*Task brief*: Please print every line of the items below word for word, leaving out the pictures.

Visual layout records
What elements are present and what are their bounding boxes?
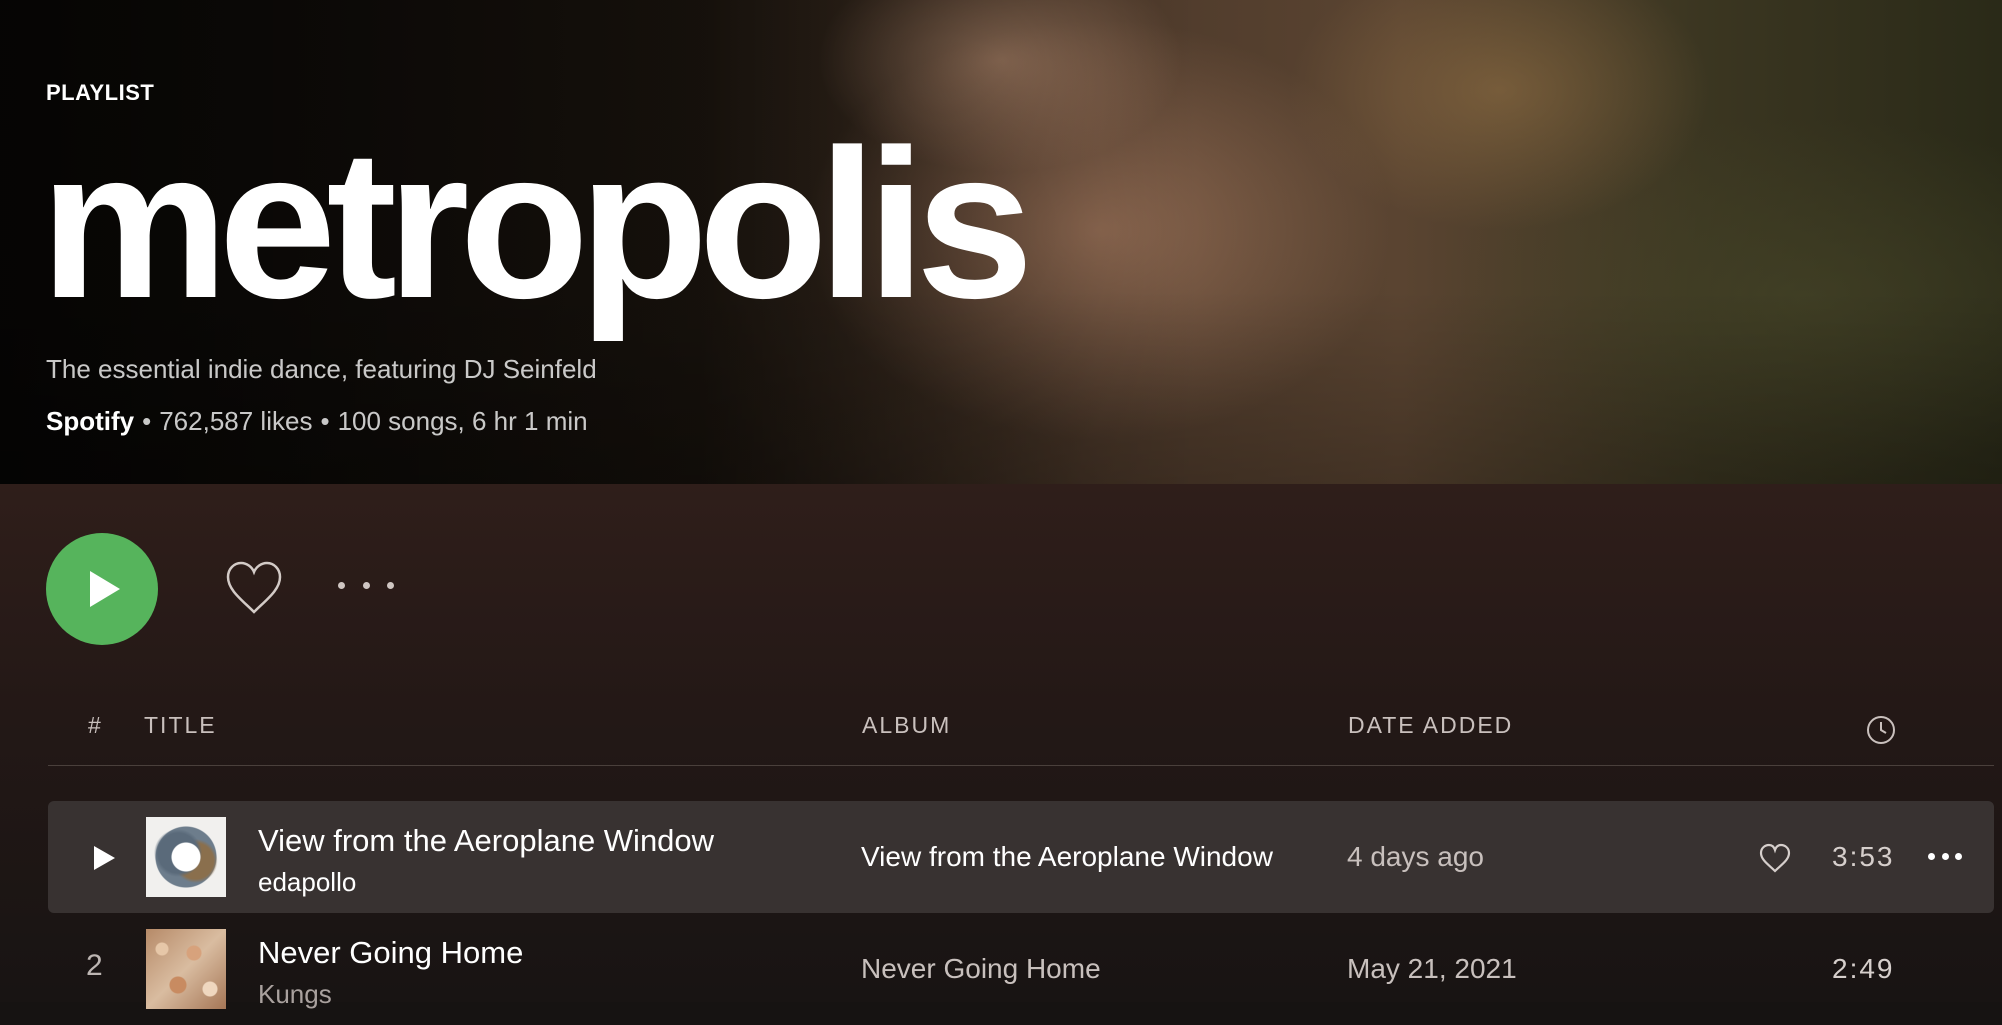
meta-separator: • [142,406,152,436]
track-artist[interactable]: edapollo [258,867,356,898]
track-title[interactable]: View from the Aeroplane Window [258,823,714,859]
playlist-meta: Spotify • 762,587 likes • 100 songs, 6 hr 1 … [46,406,588,437]
playlist-owner-link[interactable]: Spotify [46,406,134,436]
track-duration: 3:53 [1832,841,1895,872]
track-title[interactable]: Never Going Home [258,935,523,971]
meta-separator: • [320,406,330,436]
track-album[interactable]: View from the Aeroplane Window [861,841,1273,873]
more-horizontal-icon [338,581,345,589]
column-date-added[interactable]: DATE ADDED [1348,712,1513,739]
playlist-description: The essential indie dance, featuring DJ … [46,354,597,384]
playlist-title: metropolis [40,105,1034,342]
column-number: # [88,712,103,738]
playlist-type-label: PLAYLIST [46,80,155,105]
track-duration: 2:49 [1832,953,1895,984]
track-row[interactable]: View from the Aeroplane Window edapollo … [48,801,1994,913]
track-artist[interactable]: Kungs [258,979,332,1010]
album-cover [146,817,226,897]
play-icon [90,571,120,607]
track-date-added: 4 days ago [1347,841,1484,872]
album-cover [146,929,226,1009]
heart-icon[interactable] [224,560,284,616]
clock-icon[interactable] [1866,715,1896,745]
play-button[interactable] [46,533,158,645]
track-album[interactable]: Never Going Home [861,953,1101,985]
column-album[interactable]: ALBUM [862,712,951,739]
playlist-summary: 100 songs, 6 hr 1 min [337,406,588,436]
column-title[interactable]: TITLE [144,712,217,739]
more-horizontal-icon[interactable] [1928,853,1962,861]
playlist-header: PLAYLIST metropolis The essential indie … [0,0,2002,484]
track-number: 2 [86,949,103,982]
header-divider [48,765,1994,766]
track-row[interactable]: 2 Never Going Home Kungs Never Going Hom… [48,913,1994,1025]
play-icon[interactable] [88,843,118,873]
track-date-added: May 21, 2021 [1347,953,1517,984]
heart-icon[interactable] [1759,843,1791,873]
playlist-likes: 762,587 likes [159,406,313,436]
more-options-button[interactable] [338,568,394,602]
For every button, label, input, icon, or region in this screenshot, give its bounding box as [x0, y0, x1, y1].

*Answer for this exercise*:
What elements are present and what are their bounding boxes?
meta-separator: • [142,406,152,436]
track-artist[interactable]: edapollo [258,867,356,898]
track-title[interactable]: View from the Aeroplane Window [258,823,714,859]
playlist-meta: Spotify • 762,587 likes • 100 songs, 6 hr 1 … [46,406,588,437]
playlist-owner-link[interactable]: Spotify [46,406,134,436]
track-duration: 3:53 [1832,841,1895,872]
track-title[interactable]: Never Going Home [258,935,523,971]
meta-separator: • [320,406,330,436]
track-album[interactable]: View from the Aeroplane Window [861,841,1273,873]
more-horizontal-icon [338,581,345,589]
column-date-added[interactable]: DATE ADDED [1348,712,1513,739]
playlist-description: The essential indie dance, featuring DJ … [46,354,597,384]
playlist-title: metropolis [40,105,1034,342]
column-number: # [88,712,103,738]
playlist-type-label: PLAYLIST [46,80,155,105]
track-duration: 2:49 [1832,953,1895,984]
track-row[interactable]: View from the Aeroplane Window edapollo … [48,801,1994,913]
track-artist[interactable]: Kungs [258,979,332,1010]
album-cover [146,817,226,897]
play-icon [90,571,120,607]
track-date-added: 4 days ago [1347,841,1484,872]
album-cover [146,929,226,1009]
heart-icon[interactable] [224,560,284,616]
clock-icon[interactable] [1866,715,1896,745]
play-button[interactable] [46,533,158,645]
track-album[interactable]: Never Going Home [861,953,1101,985]
column-album[interactable]: ALBUM [862,712,951,739]
playlist-summary: 100 songs, 6 hr 1 min [337,406,588,436]
column-title[interactable]: TITLE [144,712,217,739]
more-horizontal-icon[interactable] [1928,853,1962,861]
playlist-header: PLAYLIST metropolis The essential indie … [0,0,2002,484]
track-number: 2 [86,949,103,982]
header-divider [48,765,1994,766]
track-row[interactable]: 2 Never Going Home Kungs Never Going Hom… [48,913,1994,1025]
play-icon[interactable] [88,843,118,873]
track-date-added: May 21, 2021 [1347,953,1517,984]
heart-icon[interactable] [1759,843,1791,873]
playlist-likes: 762,587 likes [159,406,313,436]
more-options-button[interactable] [338,568,394,602]
For every button, label, input, icon, or region in this screenshot, give its bounding box as [x0, y0, x1, y1].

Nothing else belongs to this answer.